[start GIVEN DATA]
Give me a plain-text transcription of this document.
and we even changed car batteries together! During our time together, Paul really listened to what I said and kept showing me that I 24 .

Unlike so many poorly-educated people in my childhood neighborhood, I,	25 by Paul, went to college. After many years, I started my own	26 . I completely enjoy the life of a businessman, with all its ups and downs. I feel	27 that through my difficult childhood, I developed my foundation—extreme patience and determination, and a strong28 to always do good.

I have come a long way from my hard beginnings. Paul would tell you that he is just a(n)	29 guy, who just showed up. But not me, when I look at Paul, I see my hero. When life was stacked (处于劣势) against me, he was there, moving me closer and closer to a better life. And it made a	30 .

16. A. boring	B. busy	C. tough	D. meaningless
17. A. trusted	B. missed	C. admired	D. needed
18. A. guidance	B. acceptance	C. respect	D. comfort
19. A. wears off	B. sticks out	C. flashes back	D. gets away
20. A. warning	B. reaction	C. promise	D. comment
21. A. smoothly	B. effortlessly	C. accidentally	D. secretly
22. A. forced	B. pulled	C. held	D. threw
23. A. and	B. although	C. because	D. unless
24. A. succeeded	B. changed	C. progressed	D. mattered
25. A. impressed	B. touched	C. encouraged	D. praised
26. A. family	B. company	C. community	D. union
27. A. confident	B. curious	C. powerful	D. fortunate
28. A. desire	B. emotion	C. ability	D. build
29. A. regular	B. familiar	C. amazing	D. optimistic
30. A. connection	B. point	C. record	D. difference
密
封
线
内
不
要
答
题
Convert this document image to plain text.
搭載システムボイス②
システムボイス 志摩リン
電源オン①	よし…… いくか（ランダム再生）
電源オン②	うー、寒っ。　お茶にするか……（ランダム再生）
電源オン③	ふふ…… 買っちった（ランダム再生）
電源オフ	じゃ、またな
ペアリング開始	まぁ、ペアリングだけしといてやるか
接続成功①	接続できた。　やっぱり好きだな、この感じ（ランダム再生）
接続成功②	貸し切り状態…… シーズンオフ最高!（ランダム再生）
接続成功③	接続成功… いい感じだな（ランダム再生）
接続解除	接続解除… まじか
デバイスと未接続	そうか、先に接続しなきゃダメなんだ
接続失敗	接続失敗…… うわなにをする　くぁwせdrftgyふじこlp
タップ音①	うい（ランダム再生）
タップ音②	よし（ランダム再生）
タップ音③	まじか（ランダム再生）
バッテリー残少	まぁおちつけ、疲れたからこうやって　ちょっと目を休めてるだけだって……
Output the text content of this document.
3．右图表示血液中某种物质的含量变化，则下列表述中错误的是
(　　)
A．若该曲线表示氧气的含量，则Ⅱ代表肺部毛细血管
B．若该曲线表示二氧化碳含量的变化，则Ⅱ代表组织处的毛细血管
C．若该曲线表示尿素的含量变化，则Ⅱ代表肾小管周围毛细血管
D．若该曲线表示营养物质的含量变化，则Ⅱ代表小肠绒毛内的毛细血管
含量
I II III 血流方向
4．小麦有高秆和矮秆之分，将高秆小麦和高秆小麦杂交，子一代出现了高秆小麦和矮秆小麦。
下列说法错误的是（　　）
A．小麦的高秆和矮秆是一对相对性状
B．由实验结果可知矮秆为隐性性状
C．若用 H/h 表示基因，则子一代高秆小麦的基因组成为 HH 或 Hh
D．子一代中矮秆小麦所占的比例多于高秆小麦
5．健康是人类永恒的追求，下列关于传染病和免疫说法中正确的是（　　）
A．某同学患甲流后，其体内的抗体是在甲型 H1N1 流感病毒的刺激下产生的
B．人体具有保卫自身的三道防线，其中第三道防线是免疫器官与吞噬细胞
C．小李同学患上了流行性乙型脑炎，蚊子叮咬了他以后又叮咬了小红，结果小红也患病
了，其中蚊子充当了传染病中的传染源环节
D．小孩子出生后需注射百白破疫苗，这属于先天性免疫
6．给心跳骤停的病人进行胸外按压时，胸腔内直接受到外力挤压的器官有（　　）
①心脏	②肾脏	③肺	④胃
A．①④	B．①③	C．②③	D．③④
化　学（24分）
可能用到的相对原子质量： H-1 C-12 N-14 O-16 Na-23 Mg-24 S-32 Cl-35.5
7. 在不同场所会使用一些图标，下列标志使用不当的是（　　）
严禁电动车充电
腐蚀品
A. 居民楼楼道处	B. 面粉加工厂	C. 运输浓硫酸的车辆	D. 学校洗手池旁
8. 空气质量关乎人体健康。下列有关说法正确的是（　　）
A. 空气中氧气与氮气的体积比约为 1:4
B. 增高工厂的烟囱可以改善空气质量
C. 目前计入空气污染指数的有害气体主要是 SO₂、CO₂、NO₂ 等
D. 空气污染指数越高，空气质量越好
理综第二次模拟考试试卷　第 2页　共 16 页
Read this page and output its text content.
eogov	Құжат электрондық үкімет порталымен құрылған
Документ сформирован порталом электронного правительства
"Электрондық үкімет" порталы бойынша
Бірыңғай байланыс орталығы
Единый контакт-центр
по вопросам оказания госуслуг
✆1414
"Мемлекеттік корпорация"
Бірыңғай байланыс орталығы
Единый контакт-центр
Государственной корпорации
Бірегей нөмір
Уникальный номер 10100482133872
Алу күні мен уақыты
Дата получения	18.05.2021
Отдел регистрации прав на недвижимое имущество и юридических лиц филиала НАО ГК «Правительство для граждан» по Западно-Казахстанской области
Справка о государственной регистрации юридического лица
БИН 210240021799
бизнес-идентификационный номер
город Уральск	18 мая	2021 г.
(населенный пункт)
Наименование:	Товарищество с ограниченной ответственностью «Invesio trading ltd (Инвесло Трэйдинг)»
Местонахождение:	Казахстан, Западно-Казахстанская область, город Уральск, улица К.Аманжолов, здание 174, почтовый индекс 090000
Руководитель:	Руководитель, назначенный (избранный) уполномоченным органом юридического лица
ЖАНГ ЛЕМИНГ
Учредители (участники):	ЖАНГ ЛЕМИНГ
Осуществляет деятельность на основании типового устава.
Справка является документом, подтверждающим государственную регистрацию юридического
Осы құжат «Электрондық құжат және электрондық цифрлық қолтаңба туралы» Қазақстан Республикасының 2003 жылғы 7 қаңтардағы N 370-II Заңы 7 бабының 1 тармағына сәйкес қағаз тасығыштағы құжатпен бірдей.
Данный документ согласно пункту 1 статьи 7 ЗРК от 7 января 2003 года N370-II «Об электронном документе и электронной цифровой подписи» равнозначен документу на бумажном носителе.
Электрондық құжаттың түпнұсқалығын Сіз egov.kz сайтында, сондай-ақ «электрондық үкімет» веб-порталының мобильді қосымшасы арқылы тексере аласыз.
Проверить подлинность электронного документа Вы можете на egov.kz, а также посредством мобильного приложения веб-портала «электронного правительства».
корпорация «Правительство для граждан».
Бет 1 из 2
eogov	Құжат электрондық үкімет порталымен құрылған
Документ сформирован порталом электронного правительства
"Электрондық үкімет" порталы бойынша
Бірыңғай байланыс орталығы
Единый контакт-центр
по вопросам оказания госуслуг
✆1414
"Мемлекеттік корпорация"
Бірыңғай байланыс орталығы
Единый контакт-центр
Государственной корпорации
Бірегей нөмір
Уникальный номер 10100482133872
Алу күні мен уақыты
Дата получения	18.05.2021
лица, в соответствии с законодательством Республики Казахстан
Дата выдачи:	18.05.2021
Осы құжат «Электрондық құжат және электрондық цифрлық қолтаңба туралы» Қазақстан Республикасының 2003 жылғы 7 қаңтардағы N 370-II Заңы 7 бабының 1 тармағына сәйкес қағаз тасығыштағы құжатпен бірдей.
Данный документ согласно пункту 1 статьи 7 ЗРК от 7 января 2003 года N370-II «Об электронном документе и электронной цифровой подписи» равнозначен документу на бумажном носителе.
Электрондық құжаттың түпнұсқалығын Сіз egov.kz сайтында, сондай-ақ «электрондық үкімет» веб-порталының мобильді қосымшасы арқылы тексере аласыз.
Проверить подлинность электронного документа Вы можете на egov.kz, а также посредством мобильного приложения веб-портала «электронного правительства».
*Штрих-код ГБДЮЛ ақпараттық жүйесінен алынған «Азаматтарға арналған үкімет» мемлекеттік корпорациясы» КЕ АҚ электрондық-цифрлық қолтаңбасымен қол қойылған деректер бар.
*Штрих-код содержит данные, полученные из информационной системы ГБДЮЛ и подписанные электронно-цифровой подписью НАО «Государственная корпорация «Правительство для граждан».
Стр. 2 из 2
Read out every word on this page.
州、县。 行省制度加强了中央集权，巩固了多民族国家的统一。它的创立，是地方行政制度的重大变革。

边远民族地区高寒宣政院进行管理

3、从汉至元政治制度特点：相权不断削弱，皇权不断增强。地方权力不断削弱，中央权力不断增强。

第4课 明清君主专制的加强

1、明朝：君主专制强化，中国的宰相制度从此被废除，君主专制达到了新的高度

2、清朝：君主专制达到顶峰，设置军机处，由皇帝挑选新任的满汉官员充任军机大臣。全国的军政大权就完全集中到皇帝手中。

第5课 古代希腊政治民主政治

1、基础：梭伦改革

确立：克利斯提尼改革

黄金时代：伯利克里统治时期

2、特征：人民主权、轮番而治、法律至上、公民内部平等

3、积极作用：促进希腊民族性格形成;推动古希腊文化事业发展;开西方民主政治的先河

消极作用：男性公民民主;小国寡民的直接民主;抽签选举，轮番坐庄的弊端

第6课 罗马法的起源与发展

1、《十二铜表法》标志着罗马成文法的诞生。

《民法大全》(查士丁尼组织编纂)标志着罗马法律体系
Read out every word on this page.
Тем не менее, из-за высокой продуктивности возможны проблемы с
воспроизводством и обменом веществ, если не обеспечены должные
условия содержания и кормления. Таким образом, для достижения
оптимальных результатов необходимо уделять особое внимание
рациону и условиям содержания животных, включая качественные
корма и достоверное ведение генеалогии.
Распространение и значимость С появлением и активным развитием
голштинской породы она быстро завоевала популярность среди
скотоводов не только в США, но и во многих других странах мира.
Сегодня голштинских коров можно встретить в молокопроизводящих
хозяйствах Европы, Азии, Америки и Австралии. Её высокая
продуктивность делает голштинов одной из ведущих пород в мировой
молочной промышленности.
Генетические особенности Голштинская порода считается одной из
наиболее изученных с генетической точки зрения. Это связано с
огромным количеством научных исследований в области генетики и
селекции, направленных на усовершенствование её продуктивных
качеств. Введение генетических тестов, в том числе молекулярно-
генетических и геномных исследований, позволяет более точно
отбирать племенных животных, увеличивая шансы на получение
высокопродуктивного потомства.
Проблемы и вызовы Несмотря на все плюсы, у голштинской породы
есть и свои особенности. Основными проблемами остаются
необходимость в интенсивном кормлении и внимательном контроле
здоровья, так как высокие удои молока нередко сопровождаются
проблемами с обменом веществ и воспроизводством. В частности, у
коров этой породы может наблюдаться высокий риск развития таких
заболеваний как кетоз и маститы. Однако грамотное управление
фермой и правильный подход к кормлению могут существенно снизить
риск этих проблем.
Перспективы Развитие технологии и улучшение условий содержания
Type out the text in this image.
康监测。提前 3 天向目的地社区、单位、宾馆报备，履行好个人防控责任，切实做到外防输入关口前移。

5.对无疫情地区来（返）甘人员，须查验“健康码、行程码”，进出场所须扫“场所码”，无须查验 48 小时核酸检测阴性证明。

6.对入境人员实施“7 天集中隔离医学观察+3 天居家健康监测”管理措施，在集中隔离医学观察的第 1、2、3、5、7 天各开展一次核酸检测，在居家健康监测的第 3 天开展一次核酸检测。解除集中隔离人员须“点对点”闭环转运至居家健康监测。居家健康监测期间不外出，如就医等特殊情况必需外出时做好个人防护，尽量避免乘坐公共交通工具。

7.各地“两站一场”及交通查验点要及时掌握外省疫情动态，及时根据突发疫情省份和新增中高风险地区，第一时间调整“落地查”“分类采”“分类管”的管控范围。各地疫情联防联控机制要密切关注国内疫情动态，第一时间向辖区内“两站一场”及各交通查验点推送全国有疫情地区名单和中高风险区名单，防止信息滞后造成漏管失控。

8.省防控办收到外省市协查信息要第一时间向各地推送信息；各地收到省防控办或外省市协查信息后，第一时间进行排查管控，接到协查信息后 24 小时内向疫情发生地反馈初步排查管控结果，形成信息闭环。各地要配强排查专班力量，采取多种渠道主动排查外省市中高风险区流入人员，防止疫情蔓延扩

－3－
[end GIVEN DATA]
→ **SET TASK**:
The word "Штрих" may occur in lines of the records. Report how many such lines there are, giving only the number.

→ **FINISHED ANSWER**:
2